*Raw data:*
◆ ◆ ◆ ◆
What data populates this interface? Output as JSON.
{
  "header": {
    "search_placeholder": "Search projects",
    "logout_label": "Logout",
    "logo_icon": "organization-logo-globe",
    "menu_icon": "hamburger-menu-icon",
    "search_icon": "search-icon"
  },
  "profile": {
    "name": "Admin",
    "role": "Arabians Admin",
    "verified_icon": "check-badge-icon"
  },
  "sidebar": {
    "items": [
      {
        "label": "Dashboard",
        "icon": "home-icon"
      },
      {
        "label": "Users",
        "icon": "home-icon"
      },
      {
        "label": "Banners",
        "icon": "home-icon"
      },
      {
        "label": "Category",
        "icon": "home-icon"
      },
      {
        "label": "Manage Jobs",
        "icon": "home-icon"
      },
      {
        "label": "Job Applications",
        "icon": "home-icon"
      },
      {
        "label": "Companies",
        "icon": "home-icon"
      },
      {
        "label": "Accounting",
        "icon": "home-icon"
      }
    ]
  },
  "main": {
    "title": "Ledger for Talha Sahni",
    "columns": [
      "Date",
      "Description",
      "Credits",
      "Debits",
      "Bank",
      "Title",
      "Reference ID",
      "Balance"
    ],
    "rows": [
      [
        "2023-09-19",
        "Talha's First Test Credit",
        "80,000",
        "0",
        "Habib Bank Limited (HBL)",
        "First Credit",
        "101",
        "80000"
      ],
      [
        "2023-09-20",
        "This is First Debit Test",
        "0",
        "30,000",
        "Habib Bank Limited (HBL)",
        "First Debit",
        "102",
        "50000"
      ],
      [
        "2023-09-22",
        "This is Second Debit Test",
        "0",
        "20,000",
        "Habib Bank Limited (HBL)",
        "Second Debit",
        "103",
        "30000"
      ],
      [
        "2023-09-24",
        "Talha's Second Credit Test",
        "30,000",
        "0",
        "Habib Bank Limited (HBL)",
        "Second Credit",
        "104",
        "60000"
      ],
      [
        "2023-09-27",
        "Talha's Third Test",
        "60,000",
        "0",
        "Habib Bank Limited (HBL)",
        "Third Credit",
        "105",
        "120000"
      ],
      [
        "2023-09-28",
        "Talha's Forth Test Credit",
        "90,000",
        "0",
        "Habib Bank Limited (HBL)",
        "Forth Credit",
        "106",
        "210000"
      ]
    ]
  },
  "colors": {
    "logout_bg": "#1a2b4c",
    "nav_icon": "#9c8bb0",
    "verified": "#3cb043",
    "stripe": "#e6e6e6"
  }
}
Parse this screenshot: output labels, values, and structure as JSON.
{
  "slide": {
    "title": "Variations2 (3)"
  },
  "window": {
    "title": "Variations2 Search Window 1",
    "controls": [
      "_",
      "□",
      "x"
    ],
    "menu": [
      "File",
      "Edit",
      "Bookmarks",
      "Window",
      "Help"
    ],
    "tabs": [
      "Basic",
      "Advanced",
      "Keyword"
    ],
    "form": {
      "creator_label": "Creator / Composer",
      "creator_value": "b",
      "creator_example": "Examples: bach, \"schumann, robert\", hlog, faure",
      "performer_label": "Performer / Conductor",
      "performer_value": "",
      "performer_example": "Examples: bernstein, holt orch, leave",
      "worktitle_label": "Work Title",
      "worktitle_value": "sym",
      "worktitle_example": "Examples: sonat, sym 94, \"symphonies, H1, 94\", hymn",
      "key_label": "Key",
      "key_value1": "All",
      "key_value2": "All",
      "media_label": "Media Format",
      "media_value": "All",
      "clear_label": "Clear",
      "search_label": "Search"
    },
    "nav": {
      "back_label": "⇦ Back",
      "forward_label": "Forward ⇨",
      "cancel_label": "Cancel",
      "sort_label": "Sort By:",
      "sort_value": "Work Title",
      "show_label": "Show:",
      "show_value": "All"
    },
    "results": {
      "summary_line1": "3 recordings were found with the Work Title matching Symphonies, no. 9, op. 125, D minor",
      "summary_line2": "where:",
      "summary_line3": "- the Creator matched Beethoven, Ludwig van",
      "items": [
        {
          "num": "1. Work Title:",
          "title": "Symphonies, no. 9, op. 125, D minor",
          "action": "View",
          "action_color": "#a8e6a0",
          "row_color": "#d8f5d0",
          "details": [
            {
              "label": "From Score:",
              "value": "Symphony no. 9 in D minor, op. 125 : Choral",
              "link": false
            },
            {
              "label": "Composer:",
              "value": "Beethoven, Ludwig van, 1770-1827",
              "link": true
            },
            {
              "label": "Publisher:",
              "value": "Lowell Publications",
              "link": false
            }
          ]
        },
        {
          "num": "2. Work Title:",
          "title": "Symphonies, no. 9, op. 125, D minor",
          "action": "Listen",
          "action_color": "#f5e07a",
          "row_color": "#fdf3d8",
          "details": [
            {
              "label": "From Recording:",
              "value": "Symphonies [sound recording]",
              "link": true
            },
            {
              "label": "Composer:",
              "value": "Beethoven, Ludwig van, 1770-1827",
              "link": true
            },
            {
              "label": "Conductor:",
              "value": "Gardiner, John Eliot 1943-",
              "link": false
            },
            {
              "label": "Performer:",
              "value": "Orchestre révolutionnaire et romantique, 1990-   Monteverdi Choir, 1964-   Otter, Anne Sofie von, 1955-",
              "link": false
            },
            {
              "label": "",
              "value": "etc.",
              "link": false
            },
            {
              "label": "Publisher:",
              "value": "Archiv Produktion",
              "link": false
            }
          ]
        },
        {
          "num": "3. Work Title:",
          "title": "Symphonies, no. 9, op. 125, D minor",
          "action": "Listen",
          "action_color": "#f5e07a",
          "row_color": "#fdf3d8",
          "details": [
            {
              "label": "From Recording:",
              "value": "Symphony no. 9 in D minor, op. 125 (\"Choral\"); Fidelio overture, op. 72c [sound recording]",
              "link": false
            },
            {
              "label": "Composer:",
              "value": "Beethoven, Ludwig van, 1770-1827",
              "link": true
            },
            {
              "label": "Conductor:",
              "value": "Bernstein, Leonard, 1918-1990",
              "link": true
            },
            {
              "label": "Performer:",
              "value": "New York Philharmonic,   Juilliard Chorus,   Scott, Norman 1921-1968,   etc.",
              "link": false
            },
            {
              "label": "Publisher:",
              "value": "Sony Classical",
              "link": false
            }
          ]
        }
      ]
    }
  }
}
◆ ◆ ◆ ◆
*Short problem:*
Print every record above exactly as written.

*Exercise solution:*
What data populates this interface? Output as JSON.
{
  "header": {
    "search_placeholder": "Search projects",
    "logout_label": "Logout",
    "logo_icon": "organization-logo-globe",
    "menu_icon": "hamburger-menu-icon",
    "search_icon": "search-icon"
  },
  "profile": {
    "name": "Admin",
    "role": "Arabians Admin",
    "verified_icon": "check-badge-icon"
  },
  "sidebar": {
    "items": [
      {
        "label": "Dashboard",
        "icon": "home-icon"
      },
      {
        "label": "Users",
        "icon": "home-icon"
      },
      {
        "label": "Banners",
        "icon": "home-icon"
      },
      {
        "label": "Category",
        "icon": "home-icon"
      },
      {
        "label": "Manage Jobs",
        "icon": "home-icon"
      },
      {
        "label": "Job Applications",
        "icon": "home-icon"
      },
      {
        "label": "Companies",
        "icon": "home-icon"
      },
      {
        "label": "Accounting",
        "icon": "home-icon"
      }
    ]
  },
  "main": {
    "title": "Ledger for Talha Sahni",
    "columns": [
      "Date",
      "Description",
      "Credits",
      "Debits",
      "Bank",
      "Title",
      "Reference ID",
      "Balance"
    ],
    "rows": [
      [
        "2023-09-19",
        "Talha's First Test Credit",
        "80,000",
        "0",
        "Habib Bank Limited (HBL)",
        "First Credit",
        "101",
        "80000"
      ],
      [
        "2023-09-20",
        "This is First Debit Test",
        "0",
        "30,000",
        "Habib Bank Limited (HBL)",
        "First Debit",
        "102",
        "50000"
      ],
      [
        "2023-09-22",
        "This is Second Debit Test",
        "0",
        "20,000",
        "Habib Bank Limited (HBL)",
        "Second Debit",
        "103",
        "30000"
      ],
      [
        "2023-09-24",
        "Talha's Second Credit Test",
        "30,000",
        "0",
        "Habib Bank Limited (HBL)",
        "Second Credit",
        "104",
        "60000"
      ],
      [
        "2023-09-27",
        "Talha's Third Test",
        "60,000",
        "0",
        "Habib Bank Limited (HBL)",
        "Third Credit",
        "105",
        "120000"
      ],
      [
        "2023-09-28",
        "Talha's Forth Test Credit",
        "90,000",
        "0",
        "Habib Bank Limited (HBL)",
        "Forth Credit",
        "106",
        "210000"
      ]
    ]
  },
  "colors": {
    "logout_bg": "#1a2b4c",
    "nav_icon": "#9c8bb0",
    "verified": "#3cb043",
    "stripe": "#e6e6e6"
  }
}
Parse this screenshot: output labels, values, and structure as JSON.
{
  "slide": {
    "title": "Variations2 (3)"
  },
  "window": {
    "title": "Variations2 Search Window 1",
    "controls": [
      "_",
      "□",
      "x"
    ],
    "menu": [
      "File",
      "Edit",
      "Bookmarks",
      "Window",
      "Help"
    ],
    "tabs": [
      "Basic",
      "Advanced",
      "Keyword"
    ],
    "form": {
      "creator_label": "Creator / Composer",
      "creator_value": "b",
      "creator_example": "Examples: bach, \"schumann, robert\", hlog, faure",
      "performer_label": "Performer / Conductor",
      "performer_value": "",
      "performer_example": "Examples: bernstein, holt orch, leave",
      "worktitle_label": "Work Title",
      "worktitle_value": "sym",
      "worktitle_example": "Examples: sonat, sym 94, \"symphonies, H1, 94\", hymn",
      "key_label": "Key",
      "key_value1": "All",
      "key_value2": "All",
      "media_label": "Media Format",
      "media_value": "All",
      "clear_label": "Clear",
      "search_label": "Search"
    },
    "nav": {
      "back_label": "⇦ Back",
      "forward_label": "Forward ⇨",
      "cancel_label": "Cancel",
      "sort_label": "Sort By:",
      "sort_value": "Work Title",
      "show_label": "Show:",
      "show_value": "All"
    },
    "results": {
      "summary_line1": "3 recordings were found with the Work Title matching Symphonies, no. 9, op. 125, D minor",
      "summary_line2": "where:",
      "summary_line3": "- the Creator matched Beethoven, Ludwig van",
      "items": [
        {
          "num": "1. Work Title:",
          "title": "Symphonies, no. 9, op. 125, D minor",
          "action": "View",
          "action_color": "#a8e6a0",
          "row_color": "#d8f5d0",
          "details": [
            {
              "label": "From Score:",
              "value": "Symphony no. 9 in D minor, op. 125 : Choral",
              "link": false
            },
            {
              "label": "Composer:",
              "value": "Beethoven, Ludwig van, 1770-1827",
              "link": true
            },
            {
              "label": "Publisher:",
              "value": "Lowell Publications",
              "link": false
            }
          ]
        },
        {
          "num": "2. Work Title:",
          "title": "Symphonies, no. 9, op. 125, D minor",
          "action": "Listen",
          "action_color": "#f5e07a",
          "row_color": "#fdf3d8",
          "details": [
            {
              "label": "From Recording:",
              "value": "Symphonies [sound recording]",
              "link": true
            },
            {
              "label": "Composer:",
              "value": "Beethoven, Ludwig van, 1770-1827",
              "link": true
            },
            {
              "label": "Conductor:",
              "value": "Gardiner, John Eliot 1943-",
              "link": false
            },
            {
              "label": "Performer:",
              "value": "Orchestre révolutionnaire et romantique, 1990-   Monteverdi Choir, 1964-   Otter, Anne Sofie von, 1955-",
              "link": false
            },
            {
              "label": "",
              "value": "etc.",
              "link": false
            },
            {
              "label": "Publisher:",
              "value": "Archiv Produktion",
              "link": false
            }
          ]
        },
        {
          "num": "3. Work Title:",
          "title": "Symphonies, no. 9, op. 125, D minor",
          "action": "Listen",
          "action_color": "#f5e07a",
          "row_color": "#fdf3d8",
          "details": [
            {
              "label": "From Recording:",
              "value": "Symphony no. 9 in D minor, op. 125 (\"Choral\"); Fidelio overture, op. 72c [sound recording]",
              "link": false
            },
            {
              "label": "Composer:",
              "value": "Beethoven, Ludwig van, 1770-1827",
              "link": true
            },
            {
              "label": "Conductor:",
              "value": "Bernstein, Leonard, 1918-1990",
              "link": true
            },
            {
              "label": "Performer:",
              "value": "New York Philharmonic,   Juilliard Chorus,   Scott, Norman 1921-1968,   etc.",
              "link": false
            },
            {
              "label": "Publisher:",
              "value": "Sony Classical",
              "link": false
            }
          ]
        }
      ]
    }
  }
}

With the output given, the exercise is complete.